**WHAT YOU SHOULD DO**
Answer with nothing but a number: how many lines include the word "Deux"?
____________
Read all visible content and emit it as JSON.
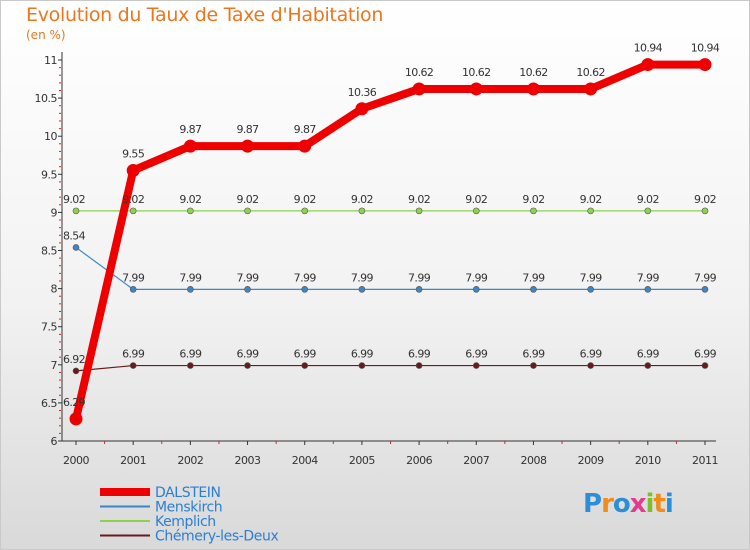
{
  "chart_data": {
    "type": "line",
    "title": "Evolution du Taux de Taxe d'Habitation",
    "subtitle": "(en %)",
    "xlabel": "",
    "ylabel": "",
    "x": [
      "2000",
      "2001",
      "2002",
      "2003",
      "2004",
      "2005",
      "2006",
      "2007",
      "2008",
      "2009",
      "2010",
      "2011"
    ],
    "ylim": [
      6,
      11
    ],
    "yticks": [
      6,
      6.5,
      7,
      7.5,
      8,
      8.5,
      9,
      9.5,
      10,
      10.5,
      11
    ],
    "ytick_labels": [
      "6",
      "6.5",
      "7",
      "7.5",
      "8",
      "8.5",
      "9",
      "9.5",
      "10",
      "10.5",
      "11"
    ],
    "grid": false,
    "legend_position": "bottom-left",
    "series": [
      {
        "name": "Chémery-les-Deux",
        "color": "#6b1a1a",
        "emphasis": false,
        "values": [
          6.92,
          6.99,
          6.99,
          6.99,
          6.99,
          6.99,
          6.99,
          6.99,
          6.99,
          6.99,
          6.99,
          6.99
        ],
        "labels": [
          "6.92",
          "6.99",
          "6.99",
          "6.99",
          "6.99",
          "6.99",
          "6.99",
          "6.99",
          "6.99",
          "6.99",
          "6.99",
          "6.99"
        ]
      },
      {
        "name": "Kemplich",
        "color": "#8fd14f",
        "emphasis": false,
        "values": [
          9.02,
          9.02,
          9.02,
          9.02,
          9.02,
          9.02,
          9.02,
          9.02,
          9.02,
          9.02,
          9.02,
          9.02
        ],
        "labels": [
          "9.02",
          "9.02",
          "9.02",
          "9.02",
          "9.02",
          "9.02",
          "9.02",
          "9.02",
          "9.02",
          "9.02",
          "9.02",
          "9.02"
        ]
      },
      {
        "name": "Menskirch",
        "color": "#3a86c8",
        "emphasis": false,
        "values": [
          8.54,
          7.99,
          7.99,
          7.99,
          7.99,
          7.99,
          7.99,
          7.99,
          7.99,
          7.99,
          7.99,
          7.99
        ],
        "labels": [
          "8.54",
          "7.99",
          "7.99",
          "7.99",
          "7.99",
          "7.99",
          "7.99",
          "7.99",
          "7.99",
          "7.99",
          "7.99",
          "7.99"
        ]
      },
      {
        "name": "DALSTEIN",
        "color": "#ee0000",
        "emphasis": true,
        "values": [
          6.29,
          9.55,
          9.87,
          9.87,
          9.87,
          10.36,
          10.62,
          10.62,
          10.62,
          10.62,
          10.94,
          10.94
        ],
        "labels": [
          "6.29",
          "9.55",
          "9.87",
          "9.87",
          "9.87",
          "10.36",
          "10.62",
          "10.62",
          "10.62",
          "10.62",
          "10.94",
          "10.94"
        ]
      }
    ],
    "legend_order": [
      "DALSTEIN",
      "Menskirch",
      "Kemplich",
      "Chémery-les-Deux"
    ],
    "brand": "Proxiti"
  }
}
____________
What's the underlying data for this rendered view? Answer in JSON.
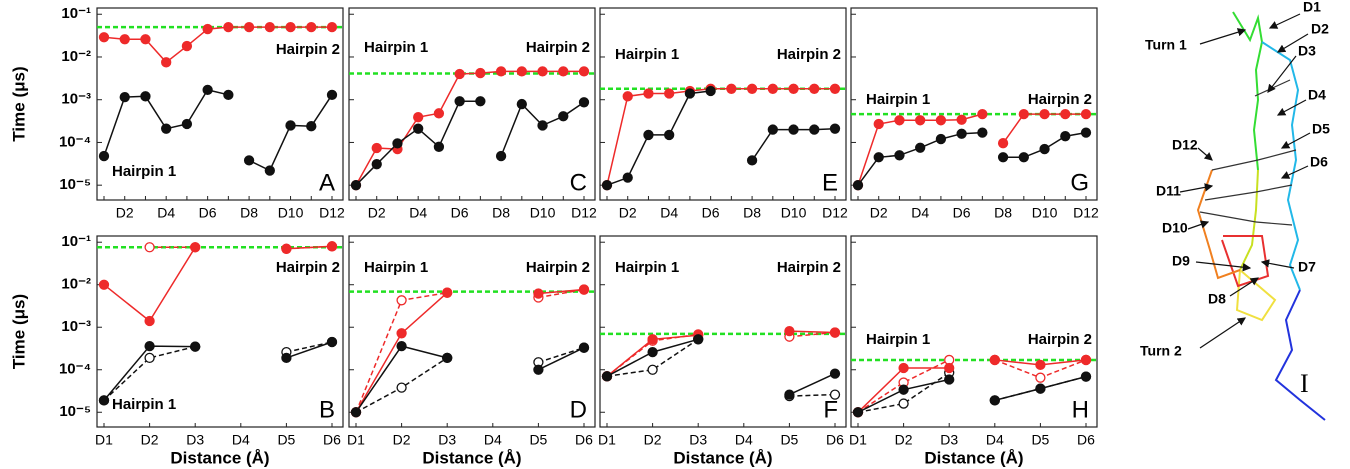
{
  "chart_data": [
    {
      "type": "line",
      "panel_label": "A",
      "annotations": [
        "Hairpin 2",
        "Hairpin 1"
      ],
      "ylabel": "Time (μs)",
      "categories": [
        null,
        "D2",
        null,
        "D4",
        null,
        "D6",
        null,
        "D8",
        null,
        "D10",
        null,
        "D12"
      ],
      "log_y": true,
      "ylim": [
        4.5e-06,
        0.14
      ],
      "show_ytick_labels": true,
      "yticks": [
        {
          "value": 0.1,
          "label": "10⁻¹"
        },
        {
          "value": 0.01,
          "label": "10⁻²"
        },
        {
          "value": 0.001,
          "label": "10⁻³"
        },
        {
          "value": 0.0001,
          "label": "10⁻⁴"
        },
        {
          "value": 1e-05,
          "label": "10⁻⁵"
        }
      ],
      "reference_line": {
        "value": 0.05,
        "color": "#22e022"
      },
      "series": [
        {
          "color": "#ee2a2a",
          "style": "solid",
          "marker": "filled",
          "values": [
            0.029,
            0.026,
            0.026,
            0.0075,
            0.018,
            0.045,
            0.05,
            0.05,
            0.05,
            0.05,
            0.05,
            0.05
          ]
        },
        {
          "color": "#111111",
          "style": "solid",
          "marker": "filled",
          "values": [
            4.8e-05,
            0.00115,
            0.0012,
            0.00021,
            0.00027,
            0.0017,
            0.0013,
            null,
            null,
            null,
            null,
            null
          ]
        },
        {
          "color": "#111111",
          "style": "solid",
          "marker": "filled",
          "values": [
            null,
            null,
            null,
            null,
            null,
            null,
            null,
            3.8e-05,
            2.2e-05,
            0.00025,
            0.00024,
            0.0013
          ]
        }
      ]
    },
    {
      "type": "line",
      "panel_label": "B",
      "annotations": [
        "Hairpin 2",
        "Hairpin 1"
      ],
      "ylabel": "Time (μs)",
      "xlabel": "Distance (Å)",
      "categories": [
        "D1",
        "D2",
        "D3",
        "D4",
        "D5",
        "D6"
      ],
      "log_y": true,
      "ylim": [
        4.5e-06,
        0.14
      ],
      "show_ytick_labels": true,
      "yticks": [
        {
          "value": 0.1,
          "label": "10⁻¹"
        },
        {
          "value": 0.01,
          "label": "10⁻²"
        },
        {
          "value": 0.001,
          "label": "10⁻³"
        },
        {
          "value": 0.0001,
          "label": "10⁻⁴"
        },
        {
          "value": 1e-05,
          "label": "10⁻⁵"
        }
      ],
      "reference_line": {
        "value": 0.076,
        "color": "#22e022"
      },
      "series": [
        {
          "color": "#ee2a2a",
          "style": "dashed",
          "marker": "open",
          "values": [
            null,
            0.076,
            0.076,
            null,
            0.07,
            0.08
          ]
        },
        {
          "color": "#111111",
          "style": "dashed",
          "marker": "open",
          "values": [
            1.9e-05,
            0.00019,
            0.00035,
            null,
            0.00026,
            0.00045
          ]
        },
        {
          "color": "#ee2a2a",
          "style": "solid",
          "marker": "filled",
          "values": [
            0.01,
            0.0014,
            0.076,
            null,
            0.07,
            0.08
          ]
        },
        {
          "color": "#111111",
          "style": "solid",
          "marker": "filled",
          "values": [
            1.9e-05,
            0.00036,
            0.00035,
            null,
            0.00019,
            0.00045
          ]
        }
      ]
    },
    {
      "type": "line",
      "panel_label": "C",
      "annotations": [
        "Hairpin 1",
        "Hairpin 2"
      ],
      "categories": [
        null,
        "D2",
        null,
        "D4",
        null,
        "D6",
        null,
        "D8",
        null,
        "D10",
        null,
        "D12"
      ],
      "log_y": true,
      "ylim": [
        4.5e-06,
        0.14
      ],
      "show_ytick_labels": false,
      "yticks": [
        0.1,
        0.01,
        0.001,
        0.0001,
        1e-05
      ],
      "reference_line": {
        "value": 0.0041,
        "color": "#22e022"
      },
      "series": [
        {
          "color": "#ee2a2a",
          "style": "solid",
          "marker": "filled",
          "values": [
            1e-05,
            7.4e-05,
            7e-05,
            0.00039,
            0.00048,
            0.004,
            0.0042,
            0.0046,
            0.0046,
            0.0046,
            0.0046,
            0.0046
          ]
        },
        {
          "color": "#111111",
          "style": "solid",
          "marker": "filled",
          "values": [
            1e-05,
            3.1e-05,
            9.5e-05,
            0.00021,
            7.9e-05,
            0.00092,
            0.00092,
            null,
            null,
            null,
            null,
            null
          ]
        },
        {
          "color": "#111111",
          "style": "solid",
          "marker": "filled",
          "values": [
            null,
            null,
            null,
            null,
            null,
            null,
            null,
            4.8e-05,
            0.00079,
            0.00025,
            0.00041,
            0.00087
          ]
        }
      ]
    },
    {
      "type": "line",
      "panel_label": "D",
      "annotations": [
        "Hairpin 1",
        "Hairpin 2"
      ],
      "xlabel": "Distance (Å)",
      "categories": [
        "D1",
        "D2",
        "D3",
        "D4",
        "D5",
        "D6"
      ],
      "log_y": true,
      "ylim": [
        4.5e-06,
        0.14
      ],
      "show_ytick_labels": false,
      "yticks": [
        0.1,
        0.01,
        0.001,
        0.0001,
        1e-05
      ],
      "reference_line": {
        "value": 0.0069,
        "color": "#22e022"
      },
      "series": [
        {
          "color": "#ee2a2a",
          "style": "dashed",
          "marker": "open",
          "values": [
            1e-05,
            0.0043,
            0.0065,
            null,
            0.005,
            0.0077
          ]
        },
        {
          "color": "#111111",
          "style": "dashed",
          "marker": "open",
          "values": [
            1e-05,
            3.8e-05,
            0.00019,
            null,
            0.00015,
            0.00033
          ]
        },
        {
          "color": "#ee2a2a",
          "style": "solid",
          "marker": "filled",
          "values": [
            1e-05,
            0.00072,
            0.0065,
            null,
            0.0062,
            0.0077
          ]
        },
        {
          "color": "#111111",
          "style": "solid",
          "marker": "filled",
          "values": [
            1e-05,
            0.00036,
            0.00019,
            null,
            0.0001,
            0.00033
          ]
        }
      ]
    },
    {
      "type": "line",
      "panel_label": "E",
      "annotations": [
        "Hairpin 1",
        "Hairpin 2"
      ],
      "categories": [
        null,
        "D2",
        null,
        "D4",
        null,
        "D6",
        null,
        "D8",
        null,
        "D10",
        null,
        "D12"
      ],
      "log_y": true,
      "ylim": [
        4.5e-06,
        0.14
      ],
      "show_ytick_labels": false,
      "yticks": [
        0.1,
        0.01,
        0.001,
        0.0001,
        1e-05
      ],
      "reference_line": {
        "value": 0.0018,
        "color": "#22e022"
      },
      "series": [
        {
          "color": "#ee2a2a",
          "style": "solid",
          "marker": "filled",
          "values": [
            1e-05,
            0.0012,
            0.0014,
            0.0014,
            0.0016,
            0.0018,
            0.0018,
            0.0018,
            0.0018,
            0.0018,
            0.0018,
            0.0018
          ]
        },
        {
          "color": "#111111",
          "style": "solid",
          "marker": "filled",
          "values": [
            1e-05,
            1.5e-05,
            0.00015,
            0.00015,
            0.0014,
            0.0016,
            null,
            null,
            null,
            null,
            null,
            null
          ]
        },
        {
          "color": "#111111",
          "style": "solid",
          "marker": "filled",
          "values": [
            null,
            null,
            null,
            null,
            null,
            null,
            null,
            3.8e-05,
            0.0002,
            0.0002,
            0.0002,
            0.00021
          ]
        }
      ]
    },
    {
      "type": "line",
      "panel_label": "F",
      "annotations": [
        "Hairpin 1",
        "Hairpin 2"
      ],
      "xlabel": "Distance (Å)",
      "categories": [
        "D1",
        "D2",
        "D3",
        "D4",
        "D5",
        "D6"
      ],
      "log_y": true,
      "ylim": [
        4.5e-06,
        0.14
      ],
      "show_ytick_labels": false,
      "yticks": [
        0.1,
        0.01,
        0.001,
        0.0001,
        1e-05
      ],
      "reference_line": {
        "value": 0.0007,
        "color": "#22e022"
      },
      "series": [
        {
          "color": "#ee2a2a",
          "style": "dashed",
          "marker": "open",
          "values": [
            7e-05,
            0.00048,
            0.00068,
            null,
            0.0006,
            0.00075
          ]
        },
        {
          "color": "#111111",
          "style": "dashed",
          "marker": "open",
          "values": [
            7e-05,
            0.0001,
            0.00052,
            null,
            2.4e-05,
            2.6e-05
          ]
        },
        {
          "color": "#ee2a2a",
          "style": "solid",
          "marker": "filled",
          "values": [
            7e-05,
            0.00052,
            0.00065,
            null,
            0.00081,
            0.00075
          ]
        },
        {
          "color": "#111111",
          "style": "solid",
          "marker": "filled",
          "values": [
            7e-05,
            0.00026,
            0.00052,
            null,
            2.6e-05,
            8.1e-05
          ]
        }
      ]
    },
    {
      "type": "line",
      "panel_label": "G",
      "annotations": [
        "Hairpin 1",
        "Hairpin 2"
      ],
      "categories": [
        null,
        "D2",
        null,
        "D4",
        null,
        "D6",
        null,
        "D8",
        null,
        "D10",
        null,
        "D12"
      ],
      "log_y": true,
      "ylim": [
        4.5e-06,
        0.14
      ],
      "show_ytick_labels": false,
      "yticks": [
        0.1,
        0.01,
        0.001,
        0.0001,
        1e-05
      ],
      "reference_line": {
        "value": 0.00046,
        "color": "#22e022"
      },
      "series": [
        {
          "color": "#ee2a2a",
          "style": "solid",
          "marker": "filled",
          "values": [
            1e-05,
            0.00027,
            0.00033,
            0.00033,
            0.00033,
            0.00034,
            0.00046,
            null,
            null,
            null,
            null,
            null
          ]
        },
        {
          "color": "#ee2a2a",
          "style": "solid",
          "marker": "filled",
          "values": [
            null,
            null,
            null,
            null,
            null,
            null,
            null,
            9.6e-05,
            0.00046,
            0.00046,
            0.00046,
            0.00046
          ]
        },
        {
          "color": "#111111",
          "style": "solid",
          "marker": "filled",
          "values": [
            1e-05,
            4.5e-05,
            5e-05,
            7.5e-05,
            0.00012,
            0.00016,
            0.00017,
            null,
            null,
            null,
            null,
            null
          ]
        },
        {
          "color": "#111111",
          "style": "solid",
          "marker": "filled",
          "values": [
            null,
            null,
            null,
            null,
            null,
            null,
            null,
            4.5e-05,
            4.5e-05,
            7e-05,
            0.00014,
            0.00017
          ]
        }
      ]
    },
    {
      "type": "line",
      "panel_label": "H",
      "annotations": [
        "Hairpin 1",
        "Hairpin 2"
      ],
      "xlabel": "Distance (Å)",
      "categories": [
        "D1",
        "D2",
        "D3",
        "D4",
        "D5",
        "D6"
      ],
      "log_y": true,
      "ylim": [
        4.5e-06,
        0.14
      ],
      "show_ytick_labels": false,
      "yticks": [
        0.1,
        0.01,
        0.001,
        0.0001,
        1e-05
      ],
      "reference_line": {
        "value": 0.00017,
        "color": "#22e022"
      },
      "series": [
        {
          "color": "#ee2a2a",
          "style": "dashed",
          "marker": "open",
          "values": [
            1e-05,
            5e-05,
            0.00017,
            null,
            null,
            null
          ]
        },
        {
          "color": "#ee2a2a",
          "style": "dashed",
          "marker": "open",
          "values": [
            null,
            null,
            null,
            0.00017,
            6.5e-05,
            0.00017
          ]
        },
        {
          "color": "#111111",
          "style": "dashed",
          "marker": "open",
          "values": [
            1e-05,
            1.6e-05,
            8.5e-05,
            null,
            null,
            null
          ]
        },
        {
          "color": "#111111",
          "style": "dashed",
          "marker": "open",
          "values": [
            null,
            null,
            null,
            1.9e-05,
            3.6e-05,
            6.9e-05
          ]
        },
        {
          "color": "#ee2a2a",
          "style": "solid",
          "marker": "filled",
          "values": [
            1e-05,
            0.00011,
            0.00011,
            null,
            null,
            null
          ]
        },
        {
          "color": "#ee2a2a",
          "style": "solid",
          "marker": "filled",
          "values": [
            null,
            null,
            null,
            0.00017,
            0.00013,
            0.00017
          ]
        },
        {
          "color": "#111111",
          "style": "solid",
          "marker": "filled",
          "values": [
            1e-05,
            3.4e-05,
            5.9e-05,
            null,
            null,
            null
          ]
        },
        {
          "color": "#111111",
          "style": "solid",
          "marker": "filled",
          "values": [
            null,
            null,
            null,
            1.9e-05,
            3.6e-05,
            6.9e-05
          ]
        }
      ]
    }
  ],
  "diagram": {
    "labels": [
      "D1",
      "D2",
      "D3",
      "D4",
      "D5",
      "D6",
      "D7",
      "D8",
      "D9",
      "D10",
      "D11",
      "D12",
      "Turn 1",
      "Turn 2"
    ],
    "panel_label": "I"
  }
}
____________
**THE RESPONSE**
2